» CHALLENGE
Give the number of lines containing the word "Clade" and nothing more.

** start EXERCISE INPUT **

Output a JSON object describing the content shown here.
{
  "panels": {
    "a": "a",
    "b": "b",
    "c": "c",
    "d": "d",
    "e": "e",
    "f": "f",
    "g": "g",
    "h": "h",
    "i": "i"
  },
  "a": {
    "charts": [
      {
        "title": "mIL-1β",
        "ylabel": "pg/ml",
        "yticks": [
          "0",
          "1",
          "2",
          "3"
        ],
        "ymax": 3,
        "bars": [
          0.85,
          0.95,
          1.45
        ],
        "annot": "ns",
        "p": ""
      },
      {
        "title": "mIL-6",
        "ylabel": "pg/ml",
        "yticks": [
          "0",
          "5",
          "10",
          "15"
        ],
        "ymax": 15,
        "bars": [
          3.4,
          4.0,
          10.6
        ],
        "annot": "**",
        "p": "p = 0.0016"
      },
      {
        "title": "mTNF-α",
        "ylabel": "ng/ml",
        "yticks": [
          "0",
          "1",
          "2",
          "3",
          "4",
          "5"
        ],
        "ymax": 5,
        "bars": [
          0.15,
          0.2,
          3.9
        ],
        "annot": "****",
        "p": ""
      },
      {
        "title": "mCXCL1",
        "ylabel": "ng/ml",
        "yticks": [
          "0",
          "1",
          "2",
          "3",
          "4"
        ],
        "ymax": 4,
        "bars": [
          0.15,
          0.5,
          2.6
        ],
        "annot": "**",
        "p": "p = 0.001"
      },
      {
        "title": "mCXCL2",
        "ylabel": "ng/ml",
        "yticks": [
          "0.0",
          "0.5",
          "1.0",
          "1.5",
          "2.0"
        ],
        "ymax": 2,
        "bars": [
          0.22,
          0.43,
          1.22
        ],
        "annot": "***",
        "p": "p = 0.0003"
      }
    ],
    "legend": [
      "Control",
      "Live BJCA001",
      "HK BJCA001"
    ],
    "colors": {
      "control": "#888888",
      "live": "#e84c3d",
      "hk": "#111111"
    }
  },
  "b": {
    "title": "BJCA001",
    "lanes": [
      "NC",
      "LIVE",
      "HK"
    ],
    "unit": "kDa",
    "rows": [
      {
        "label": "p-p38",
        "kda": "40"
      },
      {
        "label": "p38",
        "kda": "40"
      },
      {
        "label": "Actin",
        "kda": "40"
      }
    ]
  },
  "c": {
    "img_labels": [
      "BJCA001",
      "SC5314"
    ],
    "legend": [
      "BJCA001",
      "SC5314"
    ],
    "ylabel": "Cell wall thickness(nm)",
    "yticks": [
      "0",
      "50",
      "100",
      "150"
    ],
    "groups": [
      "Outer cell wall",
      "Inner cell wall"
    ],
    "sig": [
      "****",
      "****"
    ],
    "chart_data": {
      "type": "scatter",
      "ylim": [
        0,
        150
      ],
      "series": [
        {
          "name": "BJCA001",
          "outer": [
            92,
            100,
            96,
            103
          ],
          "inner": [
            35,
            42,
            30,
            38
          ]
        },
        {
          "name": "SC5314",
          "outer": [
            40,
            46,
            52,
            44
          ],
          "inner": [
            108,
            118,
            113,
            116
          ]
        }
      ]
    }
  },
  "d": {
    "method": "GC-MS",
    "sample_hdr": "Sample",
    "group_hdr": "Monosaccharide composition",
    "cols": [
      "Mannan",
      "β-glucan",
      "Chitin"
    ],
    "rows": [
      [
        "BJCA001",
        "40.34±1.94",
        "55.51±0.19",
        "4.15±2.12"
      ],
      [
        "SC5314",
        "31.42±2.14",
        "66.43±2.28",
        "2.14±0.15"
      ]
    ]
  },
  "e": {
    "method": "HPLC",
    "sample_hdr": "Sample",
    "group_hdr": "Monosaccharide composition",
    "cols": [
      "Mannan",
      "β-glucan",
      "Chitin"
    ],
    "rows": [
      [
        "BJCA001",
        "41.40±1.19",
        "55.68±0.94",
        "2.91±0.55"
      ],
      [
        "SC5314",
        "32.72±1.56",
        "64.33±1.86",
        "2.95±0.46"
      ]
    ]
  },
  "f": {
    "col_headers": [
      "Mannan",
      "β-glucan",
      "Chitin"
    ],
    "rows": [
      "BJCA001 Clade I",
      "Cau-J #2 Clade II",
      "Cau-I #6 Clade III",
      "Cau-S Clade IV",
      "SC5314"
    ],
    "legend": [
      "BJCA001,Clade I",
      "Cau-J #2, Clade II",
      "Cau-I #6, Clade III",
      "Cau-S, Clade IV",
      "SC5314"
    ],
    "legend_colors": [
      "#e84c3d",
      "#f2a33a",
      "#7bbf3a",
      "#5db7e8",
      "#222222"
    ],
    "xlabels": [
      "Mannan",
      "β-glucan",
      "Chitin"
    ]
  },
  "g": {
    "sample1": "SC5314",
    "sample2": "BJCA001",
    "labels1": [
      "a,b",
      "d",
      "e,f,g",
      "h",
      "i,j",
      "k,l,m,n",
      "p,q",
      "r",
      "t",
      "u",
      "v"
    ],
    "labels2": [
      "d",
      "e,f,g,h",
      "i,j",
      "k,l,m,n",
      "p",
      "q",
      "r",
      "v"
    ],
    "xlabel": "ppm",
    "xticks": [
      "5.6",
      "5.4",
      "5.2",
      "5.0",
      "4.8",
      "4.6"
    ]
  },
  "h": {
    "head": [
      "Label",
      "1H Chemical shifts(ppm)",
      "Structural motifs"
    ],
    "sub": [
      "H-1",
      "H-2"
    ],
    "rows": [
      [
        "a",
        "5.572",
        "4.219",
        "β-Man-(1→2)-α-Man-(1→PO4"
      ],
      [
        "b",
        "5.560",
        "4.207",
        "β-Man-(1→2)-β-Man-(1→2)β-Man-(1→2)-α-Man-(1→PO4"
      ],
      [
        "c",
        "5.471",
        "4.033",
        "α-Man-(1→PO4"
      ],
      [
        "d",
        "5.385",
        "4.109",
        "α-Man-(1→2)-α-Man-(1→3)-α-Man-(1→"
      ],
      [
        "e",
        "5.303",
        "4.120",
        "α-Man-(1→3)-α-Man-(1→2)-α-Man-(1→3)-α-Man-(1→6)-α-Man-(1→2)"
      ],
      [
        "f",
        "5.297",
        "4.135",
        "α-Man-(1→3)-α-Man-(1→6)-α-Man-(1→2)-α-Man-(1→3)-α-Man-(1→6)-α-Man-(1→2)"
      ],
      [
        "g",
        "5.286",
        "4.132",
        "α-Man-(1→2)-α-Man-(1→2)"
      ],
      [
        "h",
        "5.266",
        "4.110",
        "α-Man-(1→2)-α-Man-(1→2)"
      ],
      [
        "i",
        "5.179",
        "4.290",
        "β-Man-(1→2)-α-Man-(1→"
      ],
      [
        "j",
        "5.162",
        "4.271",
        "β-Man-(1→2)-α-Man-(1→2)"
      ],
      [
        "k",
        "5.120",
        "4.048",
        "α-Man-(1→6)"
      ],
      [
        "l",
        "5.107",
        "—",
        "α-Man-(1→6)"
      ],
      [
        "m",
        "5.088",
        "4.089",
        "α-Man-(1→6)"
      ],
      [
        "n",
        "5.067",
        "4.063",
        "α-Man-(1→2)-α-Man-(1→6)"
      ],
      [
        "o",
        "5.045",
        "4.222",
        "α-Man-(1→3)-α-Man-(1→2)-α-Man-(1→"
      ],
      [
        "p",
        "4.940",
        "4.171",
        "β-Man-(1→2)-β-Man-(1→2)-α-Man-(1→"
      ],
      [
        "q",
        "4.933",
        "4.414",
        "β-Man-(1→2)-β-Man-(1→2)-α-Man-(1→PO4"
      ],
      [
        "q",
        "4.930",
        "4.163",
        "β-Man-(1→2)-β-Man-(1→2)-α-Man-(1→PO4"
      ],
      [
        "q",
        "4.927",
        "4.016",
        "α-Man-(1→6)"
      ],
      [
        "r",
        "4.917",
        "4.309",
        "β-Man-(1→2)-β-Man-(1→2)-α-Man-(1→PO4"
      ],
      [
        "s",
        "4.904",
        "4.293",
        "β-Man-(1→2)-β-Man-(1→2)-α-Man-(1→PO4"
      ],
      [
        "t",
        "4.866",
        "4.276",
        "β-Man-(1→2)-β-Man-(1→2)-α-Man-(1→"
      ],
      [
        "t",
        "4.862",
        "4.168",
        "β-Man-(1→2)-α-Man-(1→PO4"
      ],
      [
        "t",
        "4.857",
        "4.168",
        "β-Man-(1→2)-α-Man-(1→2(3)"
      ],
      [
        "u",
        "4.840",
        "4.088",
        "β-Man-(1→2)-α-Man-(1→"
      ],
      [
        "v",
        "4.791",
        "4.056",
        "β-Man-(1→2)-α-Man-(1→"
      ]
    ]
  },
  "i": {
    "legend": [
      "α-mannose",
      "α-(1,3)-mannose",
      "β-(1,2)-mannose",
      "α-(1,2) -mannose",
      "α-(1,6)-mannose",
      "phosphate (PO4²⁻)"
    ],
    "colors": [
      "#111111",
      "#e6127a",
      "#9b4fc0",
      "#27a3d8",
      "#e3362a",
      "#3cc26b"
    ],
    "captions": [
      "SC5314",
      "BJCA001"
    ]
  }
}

** end EXERCISE INPUT **

» IN RESPONSE
8